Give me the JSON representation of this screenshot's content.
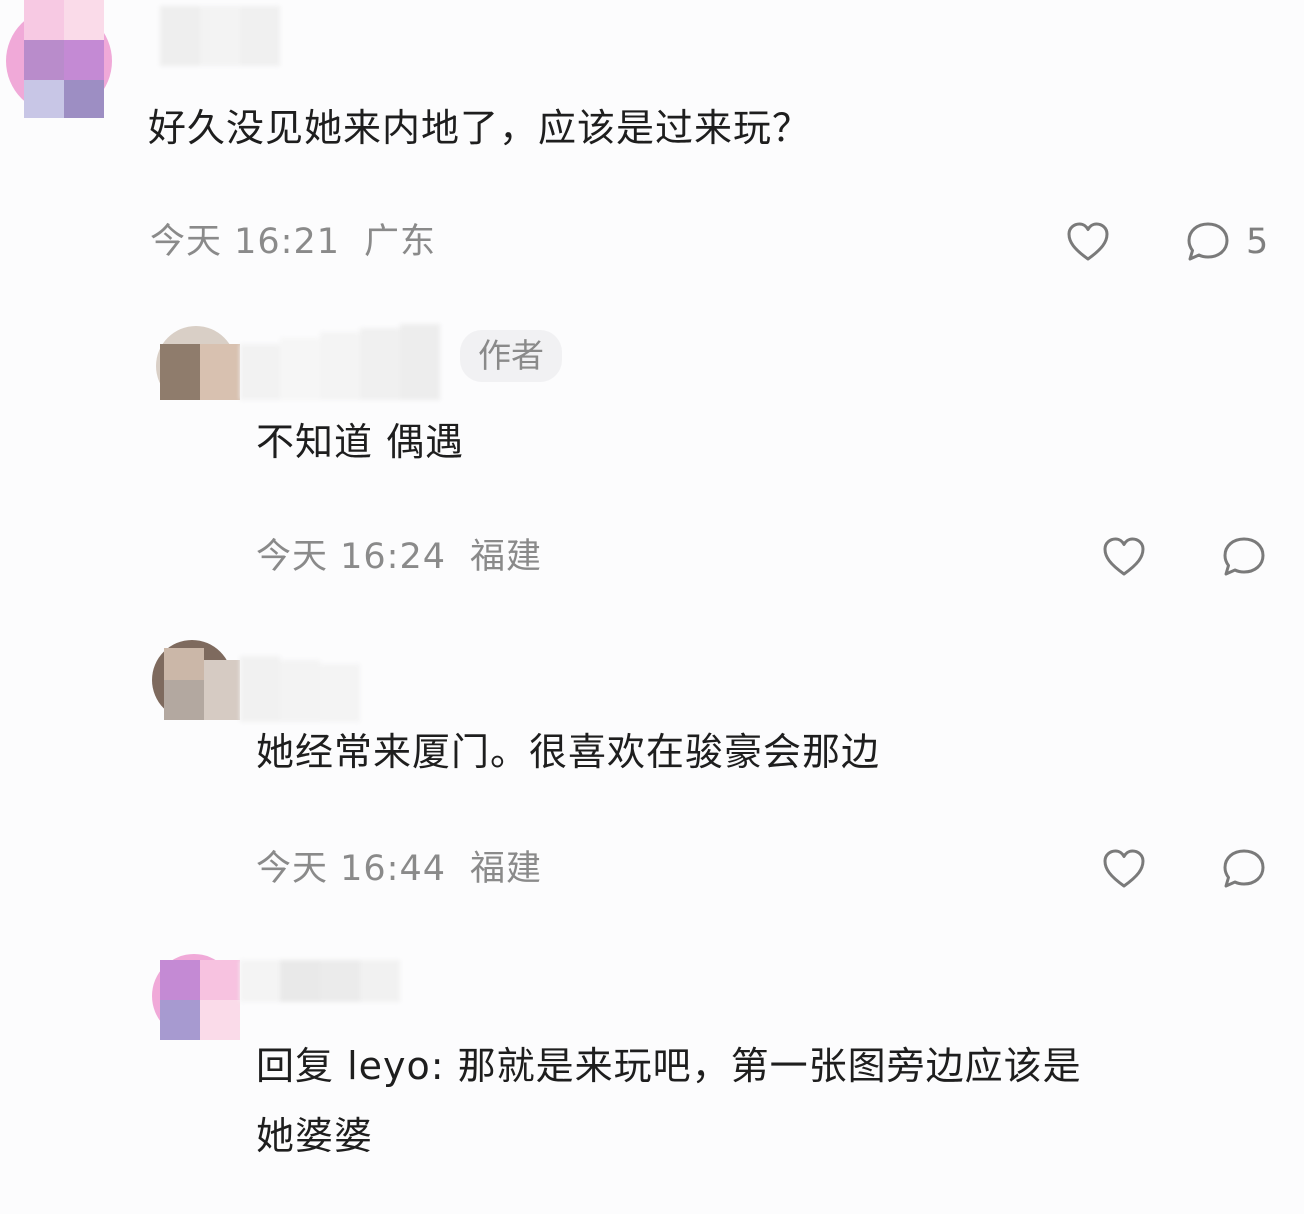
{
  "colors": {
    "background": "#fcfcfd",
    "text": "#1e1e1e",
    "meta": "#8a8a8a",
    "icon_stroke": "#7a7a7a",
    "badge_bg": "#f1f1f3"
  },
  "comments": [
    {
      "text": "好久没见她来内地了，应该是过来玩？",
      "time": "今天 16:21",
      "location": "广东",
      "reply_count": "5",
      "icons": [
        "heart-icon",
        "comment-bubble-icon"
      ]
    },
    {
      "author_badge": "作者",
      "text": "不知道 偶遇",
      "time": "今天 16:24",
      "location": "福建",
      "icons": [
        "heart-icon",
        "comment-bubble-icon"
      ]
    },
    {
      "text": "她经常来厦门。很喜欢在骏豪会那边",
      "time": "今天 16:44",
      "location": "福建",
      "icons": [
        "heart-icon",
        "comment-bubble-icon"
      ]
    },
    {
      "text_line1": "回复 leyo: 那就是来玩吧，第一张图旁边应该是",
      "text_line2": "她婆婆"
    }
  ]
}
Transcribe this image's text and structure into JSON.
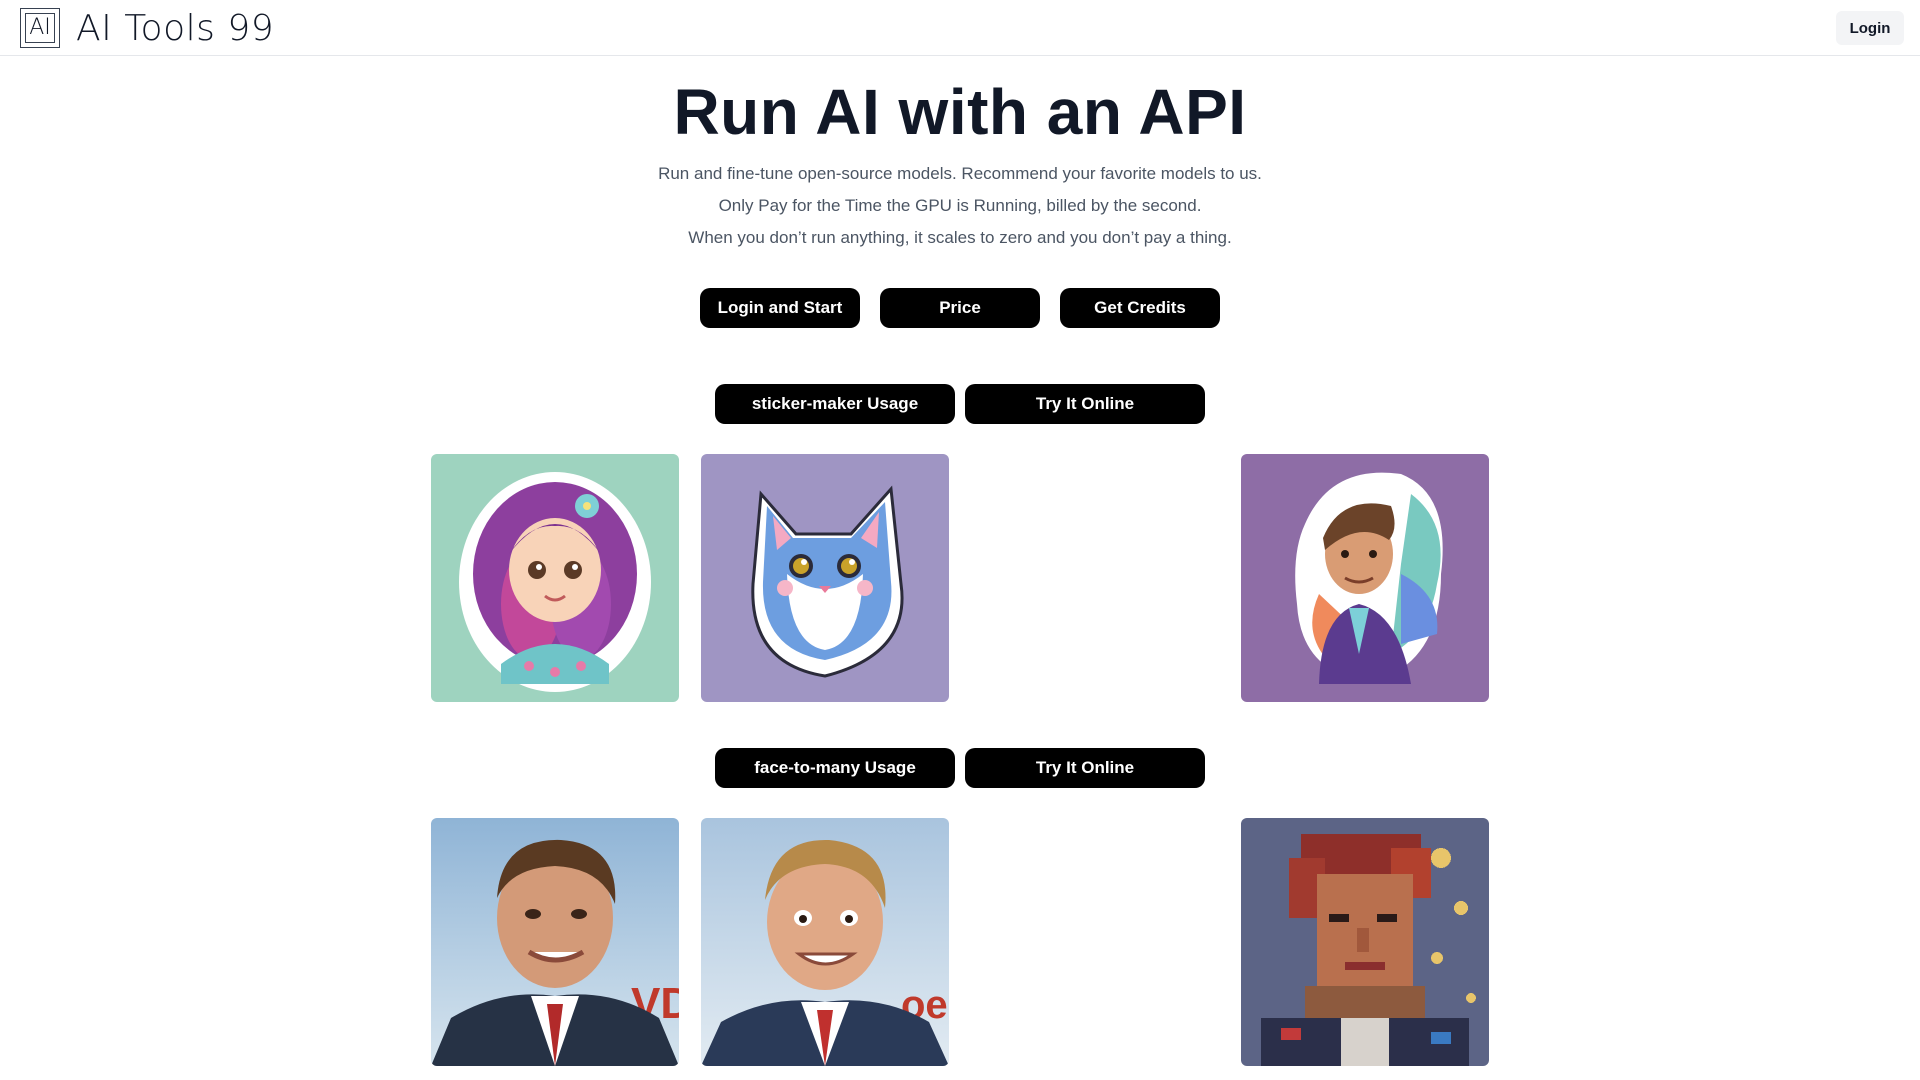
{
  "header": {
    "logo_text": "AI",
    "brand_name": "AI Tools 99",
    "login_label": "Login"
  },
  "hero": {
    "title": "Run AI with an API",
    "lines": [
      "Run and fine-tune open-source models. Recommend your favorite models to us.",
      "Only Pay for the Time the GPU is Running, billed by the second.",
      "When you don’t run anything, it scales to zero and you don’t pay a thing."
    ],
    "buttons": {
      "login_start": "Login and Start",
      "price": "Price",
      "credits": "Get Credits"
    }
  },
  "sections": [
    {
      "usage_label": "sticker-maker Usage",
      "try_label": "Try It Online",
      "images": [
        {
          "icon": "girl-sticker-image",
          "bg": "#9ed3bf"
        },
        {
          "icon": "cat-sticker-image",
          "bg": "#9f95c3"
        },
        {
          "icon": "man-sticker-image",
          "bg": "#8e6da6"
        }
      ]
    },
    {
      "usage_label": "face-to-many Usage",
      "try_label": "Try It Online",
      "images": [
        {
          "icon": "man-portrait-3d-image",
          "bg": "#b9d3e6"
        },
        {
          "icon": "man-portrait-cartoon-image",
          "bg": "#c3d4e3"
        },
        {
          "icon": "pixel-art-portrait-image",
          "bg": "#6a6f8e"
        }
      ]
    }
  ]
}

------------------------------------------------------------------------

• _Goal_:
Find each line with the string "portrait" and copy it out.

• _Result_:
          "icon": "man-portrait-3d-image",
          "icon": "man-portrait-cartoon-image",
          "icon": "pixel-art-portrait-image",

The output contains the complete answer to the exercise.